Given task: You are to retype all of the data exactly as it appears.

Data section:
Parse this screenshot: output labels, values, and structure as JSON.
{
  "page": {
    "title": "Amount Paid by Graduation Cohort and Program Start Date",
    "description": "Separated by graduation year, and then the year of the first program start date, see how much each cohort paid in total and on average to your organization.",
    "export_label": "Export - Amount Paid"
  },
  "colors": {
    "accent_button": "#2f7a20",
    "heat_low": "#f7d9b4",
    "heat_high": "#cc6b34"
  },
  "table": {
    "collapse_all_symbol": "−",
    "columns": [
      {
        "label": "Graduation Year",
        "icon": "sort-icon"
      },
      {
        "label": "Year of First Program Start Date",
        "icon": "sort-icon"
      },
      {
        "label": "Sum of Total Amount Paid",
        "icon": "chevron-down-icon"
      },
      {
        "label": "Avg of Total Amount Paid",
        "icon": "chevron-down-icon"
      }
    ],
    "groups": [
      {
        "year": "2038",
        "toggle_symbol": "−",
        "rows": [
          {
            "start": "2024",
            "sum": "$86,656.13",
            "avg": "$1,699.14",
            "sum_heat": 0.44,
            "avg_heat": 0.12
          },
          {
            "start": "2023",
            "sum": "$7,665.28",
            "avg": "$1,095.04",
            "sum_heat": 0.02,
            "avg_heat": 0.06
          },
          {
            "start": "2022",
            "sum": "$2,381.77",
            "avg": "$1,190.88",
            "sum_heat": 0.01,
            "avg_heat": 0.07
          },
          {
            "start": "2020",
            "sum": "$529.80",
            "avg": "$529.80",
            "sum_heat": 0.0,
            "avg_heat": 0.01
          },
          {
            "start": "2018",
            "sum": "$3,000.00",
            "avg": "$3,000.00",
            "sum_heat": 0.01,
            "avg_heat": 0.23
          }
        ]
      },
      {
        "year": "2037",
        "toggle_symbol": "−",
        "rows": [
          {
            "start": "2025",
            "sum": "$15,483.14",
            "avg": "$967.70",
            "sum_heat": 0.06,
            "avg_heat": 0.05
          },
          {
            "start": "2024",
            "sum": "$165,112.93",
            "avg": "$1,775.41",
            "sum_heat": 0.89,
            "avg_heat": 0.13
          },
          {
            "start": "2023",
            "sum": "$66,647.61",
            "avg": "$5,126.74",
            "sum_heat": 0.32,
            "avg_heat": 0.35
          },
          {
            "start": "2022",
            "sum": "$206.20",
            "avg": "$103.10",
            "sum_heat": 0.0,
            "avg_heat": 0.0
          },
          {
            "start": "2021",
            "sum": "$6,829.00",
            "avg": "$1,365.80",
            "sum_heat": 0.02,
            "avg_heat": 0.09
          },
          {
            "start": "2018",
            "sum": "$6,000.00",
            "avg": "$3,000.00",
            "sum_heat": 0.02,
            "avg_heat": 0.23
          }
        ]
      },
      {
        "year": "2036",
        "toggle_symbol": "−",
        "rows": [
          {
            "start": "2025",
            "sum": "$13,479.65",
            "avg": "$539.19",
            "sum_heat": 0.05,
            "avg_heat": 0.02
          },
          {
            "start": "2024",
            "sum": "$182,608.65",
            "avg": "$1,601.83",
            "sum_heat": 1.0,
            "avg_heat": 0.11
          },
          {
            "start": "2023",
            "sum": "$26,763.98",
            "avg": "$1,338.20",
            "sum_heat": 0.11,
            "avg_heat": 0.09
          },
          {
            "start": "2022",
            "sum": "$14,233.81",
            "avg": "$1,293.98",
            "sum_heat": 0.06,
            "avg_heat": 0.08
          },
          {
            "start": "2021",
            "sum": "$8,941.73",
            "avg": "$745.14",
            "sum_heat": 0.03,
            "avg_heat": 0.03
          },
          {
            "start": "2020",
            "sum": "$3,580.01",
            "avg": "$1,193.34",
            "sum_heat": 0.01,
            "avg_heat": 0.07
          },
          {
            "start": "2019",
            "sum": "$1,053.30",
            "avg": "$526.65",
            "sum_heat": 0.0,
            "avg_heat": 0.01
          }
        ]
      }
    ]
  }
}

Reply to the task:
Parse this screenshot: output labels, values, and structure as JSON.
{
  "page": {
    "title": "Amount Paid by Graduation Cohort and Program Start Date",
    "description": "Separated by graduation year, and then the year of the first program start date, see how much each cohort paid in total and on average to your organization.",
    "export_label": "Export - Amount Paid"
  },
  "colors": {
    "accent_button": "#2f7a20",
    "heat_low": "#f7d9b4",
    "heat_high": "#cc6b34"
  },
  "table": {
    "collapse_all_symbol": "−",
    "columns": [
      {
        "label": "Graduation Year",
        "icon": "sort-icon"
      },
      {
        "label": "Year of First Program Start Date",
        "icon": "sort-icon"
      },
      {
        "label": "Sum of Total Amount Paid",
        "icon": "chevron-down-icon"
      },
      {
        "label": "Avg of Total Amount Paid",
        "icon": "chevron-down-icon"
      }
    ],
    "groups": [
      {
        "year": "2038",
        "toggle_symbol": "−",
        "rows": [
          {
            "start": "2024",
            "sum": "$86,656.13",
            "avg": "$1,699.14",
            "sum_heat": 0.44,
            "avg_heat": 0.12
          },
          {
            "start": "2023",
            "sum": "$7,665.28",
            "avg": "$1,095.04",
            "sum_heat": 0.02,
            "avg_heat": 0.06
          },
          {
            "start": "2022",
            "sum": "$2,381.77",
            "avg": "$1,190.88",
            "sum_heat": 0.01,
            "avg_heat": 0.07
          },
          {
            "start": "2020",
            "sum": "$529.80",
            "avg": "$529.80",
            "sum_heat": 0.0,
            "avg_heat": 0.01
          },
          {
            "start": "2018",
            "sum": "$3,000.00",
            "avg": "$3,000.00",
            "sum_heat": 0.01,
            "avg_heat": 0.23
          }
        ]
      },
      {
        "year": "2037",
        "toggle_symbol": "−",
        "rows": [
          {
            "start": "2025",
            "sum": "$15,483.14",
            "avg": "$967.70",
            "sum_heat": 0.06,
            "avg_heat": 0.05
          },
          {
            "start": "2024",
            "sum": "$165,112.93",
            "avg": "$1,775.41",
            "sum_heat": 0.89,
            "avg_heat": 0.13
          },
          {
            "start": "2023",
            "sum": "$66,647.61",
            "avg": "$5,126.74",
            "sum_heat": 0.32,
            "avg_heat": 0.35
          },
          {
            "start": "2022",
            "sum": "$206.20",
            "avg": "$103.10",
            "sum_heat": 0.0,
            "avg_heat": 0.0
          },
          {
            "start": "2021",
            "sum": "$6,829.00",
            "avg": "$1,365.80",
            "sum_heat": 0.02,
            "avg_heat": 0.09
          },
          {
            "start": "2018",
            "sum": "$6,000.00",
            "avg": "$3,000.00",
            "sum_heat": 0.02,
            "avg_heat": 0.23
          }
        ]
      },
      {
        "year": "2036",
        "toggle_symbol": "−",
        "rows": [
          {
            "start": "2025",
            "sum": "$13,479.65",
            "avg": "$539.19",
            "sum_heat": 0.05,
            "avg_heat": 0.02
          },
          {
            "start": "2024",
            "sum": "$182,608.65",
            "avg": "$1,601.83",
            "sum_heat": 1.0,
            "avg_heat": 0.11
          },
          {
            "start": "2023",
            "sum": "$26,763.98",
            "avg": "$1,338.20",
            "sum_heat": 0.11,
            "avg_heat": 0.09
          },
          {
            "start": "2022",
            "sum": "$14,233.81",
            "avg": "$1,293.98",
            "sum_heat": 0.06,
            "avg_heat": 0.08
          },
          {
            "start": "2021",
            "sum": "$8,941.73",
            "avg": "$745.14",
            "sum_heat": 0.03,
            "avg_heat": 0.03
          },
          {
            "start": "2020",
            "sum": "$3,580.01",
            "avg": "$1,193.34",
            "sum_heat": 0.01,
            "avg_heat": 0.07
          },
          {
            "start": "2019",
            "sum": "$1,053.30",
            "avg": "$526.65",
            "sum_heat": 0.0,
            "avg_heat": 0.01
          }
        ]
      }
    ]
  }
}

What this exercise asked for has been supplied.